— Items listed in a dataset —
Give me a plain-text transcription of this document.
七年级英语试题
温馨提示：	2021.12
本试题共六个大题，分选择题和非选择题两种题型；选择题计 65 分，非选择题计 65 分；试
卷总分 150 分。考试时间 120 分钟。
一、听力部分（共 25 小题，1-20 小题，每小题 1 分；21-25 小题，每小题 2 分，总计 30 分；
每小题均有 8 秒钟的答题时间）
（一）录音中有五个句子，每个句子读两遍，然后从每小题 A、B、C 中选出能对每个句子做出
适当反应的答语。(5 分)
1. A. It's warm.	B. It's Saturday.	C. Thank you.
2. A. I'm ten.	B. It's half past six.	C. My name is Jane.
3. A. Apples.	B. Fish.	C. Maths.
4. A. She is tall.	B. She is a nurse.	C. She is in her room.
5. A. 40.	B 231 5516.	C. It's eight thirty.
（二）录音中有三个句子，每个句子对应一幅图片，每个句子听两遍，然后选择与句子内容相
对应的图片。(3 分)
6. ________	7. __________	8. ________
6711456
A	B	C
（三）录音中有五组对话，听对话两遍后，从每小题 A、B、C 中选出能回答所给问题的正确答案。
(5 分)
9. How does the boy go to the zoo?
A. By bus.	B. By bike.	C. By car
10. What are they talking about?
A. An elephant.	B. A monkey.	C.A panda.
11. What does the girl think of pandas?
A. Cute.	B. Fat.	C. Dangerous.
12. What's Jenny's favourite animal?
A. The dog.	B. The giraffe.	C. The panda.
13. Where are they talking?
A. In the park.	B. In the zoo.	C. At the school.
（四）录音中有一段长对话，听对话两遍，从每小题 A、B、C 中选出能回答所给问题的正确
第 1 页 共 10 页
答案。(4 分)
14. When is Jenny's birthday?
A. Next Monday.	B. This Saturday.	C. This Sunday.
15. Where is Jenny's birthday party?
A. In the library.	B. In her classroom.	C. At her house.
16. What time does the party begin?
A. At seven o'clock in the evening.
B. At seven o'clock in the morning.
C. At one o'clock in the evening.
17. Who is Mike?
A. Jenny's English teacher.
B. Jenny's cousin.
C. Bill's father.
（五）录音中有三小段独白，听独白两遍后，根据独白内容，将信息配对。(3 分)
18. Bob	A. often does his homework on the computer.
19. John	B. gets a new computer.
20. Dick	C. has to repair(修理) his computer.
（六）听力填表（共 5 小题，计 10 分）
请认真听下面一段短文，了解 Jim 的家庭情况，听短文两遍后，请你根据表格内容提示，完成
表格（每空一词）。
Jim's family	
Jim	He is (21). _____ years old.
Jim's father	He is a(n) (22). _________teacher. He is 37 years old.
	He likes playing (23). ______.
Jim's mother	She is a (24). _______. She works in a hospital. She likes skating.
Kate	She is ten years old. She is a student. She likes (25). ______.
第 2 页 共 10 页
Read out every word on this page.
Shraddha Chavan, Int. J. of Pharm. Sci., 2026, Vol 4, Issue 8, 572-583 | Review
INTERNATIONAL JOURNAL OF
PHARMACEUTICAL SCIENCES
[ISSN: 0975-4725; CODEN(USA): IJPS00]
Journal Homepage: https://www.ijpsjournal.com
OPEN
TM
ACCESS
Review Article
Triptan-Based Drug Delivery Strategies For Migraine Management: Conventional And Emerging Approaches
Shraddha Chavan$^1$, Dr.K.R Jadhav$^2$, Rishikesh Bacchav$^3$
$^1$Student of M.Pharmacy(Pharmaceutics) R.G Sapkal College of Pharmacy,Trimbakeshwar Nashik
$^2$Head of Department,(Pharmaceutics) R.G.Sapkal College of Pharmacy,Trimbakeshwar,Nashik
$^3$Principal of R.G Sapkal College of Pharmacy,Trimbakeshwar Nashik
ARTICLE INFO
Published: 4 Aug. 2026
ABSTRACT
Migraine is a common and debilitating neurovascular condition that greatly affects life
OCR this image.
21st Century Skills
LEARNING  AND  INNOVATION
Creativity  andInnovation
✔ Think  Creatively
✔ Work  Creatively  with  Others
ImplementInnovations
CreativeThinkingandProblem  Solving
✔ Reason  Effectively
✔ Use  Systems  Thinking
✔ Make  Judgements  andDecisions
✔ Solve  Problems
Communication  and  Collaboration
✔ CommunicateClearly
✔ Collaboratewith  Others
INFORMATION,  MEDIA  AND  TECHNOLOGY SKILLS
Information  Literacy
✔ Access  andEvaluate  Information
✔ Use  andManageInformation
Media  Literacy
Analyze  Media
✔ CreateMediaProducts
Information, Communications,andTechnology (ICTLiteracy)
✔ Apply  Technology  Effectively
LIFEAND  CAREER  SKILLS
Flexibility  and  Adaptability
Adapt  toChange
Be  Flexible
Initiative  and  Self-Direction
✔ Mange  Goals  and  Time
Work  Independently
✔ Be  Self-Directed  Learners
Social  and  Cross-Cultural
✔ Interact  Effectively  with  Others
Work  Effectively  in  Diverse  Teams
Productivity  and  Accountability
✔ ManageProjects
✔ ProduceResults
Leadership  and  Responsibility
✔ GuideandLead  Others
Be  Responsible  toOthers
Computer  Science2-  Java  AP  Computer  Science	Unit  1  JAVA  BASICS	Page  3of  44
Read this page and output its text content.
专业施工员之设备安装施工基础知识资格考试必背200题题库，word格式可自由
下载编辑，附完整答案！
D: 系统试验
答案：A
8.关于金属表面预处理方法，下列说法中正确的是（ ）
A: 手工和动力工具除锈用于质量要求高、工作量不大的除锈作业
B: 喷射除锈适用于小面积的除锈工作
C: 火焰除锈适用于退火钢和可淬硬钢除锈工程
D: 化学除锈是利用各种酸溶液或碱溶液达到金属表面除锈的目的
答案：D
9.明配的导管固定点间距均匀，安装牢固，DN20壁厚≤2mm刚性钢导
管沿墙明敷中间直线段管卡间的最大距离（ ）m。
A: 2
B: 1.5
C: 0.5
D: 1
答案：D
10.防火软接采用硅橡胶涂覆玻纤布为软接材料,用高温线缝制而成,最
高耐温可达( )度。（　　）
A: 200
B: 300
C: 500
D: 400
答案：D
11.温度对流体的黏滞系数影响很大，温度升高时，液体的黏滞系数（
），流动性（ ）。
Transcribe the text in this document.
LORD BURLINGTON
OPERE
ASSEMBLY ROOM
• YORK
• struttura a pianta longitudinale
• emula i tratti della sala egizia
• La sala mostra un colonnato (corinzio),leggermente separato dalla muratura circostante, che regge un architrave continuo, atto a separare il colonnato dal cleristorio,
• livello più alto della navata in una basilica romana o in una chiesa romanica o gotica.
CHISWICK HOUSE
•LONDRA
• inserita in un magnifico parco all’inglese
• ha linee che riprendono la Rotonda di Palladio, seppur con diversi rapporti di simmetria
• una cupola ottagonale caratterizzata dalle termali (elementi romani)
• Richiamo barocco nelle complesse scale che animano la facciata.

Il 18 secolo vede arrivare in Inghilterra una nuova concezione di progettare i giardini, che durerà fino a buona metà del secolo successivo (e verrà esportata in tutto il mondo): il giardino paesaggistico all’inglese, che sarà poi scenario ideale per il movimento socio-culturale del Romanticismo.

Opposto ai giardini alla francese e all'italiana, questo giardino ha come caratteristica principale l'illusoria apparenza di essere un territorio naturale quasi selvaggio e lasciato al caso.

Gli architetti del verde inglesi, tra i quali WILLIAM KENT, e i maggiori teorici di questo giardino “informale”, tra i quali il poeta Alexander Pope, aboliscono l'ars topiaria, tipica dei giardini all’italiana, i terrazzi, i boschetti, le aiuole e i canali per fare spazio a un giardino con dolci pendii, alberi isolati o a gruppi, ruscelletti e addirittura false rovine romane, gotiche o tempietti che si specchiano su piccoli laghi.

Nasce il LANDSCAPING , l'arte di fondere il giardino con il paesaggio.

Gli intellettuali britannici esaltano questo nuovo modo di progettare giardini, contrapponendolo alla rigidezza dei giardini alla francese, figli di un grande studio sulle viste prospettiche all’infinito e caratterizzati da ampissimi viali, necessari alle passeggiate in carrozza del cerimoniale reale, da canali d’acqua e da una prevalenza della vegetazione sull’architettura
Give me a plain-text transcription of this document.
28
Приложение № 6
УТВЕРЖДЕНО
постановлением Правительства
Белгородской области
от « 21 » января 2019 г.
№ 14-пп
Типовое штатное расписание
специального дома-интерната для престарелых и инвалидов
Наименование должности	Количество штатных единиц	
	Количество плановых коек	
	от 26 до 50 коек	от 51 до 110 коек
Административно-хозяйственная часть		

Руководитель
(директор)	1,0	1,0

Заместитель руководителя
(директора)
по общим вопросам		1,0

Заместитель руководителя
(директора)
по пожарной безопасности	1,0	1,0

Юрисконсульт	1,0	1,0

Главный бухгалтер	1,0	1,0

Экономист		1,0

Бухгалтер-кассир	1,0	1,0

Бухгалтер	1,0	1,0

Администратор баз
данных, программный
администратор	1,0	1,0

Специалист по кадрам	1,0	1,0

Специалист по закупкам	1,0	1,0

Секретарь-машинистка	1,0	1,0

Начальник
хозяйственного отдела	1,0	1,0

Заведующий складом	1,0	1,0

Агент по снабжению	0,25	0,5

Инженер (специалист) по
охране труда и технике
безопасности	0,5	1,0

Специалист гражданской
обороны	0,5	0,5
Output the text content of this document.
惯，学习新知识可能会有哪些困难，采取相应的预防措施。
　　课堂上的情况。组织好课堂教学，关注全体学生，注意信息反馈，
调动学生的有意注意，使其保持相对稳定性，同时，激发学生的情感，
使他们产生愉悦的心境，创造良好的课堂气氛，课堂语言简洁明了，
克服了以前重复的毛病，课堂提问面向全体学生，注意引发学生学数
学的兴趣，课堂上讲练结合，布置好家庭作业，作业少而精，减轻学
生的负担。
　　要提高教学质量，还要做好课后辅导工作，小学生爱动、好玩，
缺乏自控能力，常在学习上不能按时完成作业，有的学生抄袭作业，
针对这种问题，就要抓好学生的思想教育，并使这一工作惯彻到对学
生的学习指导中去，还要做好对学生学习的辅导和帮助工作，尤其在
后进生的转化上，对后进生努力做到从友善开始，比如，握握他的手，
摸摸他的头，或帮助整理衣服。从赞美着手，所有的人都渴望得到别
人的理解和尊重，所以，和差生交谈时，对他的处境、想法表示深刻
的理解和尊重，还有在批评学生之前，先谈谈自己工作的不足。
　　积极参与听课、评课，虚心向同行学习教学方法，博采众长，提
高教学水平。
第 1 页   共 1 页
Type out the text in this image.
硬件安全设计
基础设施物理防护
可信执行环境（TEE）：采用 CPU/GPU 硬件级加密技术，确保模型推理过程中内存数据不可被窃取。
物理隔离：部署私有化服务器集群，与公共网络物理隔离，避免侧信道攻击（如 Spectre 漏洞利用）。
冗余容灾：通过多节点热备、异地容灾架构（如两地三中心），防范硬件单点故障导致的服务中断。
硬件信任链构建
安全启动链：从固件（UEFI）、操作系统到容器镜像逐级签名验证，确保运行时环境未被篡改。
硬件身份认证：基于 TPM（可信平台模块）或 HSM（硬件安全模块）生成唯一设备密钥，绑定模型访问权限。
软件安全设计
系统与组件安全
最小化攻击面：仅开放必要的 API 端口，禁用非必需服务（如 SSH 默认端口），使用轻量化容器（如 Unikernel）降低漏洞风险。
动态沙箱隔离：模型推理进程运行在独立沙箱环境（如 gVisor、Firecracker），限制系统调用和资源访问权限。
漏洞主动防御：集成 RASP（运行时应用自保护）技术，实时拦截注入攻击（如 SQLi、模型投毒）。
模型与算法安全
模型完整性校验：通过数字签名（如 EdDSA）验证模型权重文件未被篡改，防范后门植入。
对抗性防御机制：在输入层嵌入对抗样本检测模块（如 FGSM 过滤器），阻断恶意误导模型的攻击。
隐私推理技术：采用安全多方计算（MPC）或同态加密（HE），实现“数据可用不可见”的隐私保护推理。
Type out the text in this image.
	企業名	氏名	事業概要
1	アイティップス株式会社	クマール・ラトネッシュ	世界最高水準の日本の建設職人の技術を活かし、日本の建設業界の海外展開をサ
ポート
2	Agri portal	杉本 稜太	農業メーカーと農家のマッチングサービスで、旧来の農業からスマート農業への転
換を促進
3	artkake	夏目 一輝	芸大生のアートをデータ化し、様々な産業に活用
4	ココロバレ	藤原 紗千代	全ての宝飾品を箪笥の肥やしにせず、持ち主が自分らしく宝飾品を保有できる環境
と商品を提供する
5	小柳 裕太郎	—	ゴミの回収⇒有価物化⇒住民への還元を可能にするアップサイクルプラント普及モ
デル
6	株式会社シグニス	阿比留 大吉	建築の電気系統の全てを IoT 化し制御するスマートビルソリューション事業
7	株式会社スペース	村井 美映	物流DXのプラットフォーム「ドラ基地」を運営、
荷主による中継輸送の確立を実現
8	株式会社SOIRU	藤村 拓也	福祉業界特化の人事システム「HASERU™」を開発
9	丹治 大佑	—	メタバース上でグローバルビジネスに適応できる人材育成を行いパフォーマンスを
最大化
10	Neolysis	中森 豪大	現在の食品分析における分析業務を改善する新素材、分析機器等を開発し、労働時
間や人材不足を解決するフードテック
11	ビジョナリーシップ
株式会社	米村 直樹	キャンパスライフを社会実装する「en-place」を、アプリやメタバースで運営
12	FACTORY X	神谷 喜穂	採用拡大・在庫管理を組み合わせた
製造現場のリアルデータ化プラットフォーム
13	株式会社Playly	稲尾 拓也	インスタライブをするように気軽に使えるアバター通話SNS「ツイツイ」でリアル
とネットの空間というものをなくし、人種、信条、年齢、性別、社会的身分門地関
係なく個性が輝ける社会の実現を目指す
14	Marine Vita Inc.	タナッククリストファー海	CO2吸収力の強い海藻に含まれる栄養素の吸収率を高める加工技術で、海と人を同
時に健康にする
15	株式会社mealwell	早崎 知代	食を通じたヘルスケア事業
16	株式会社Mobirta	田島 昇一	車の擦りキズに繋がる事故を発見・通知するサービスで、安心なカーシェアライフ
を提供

— Problem to work on —
Report how many lines of the data hold the string "Where"; give only the number.

— Response for this exercise —
2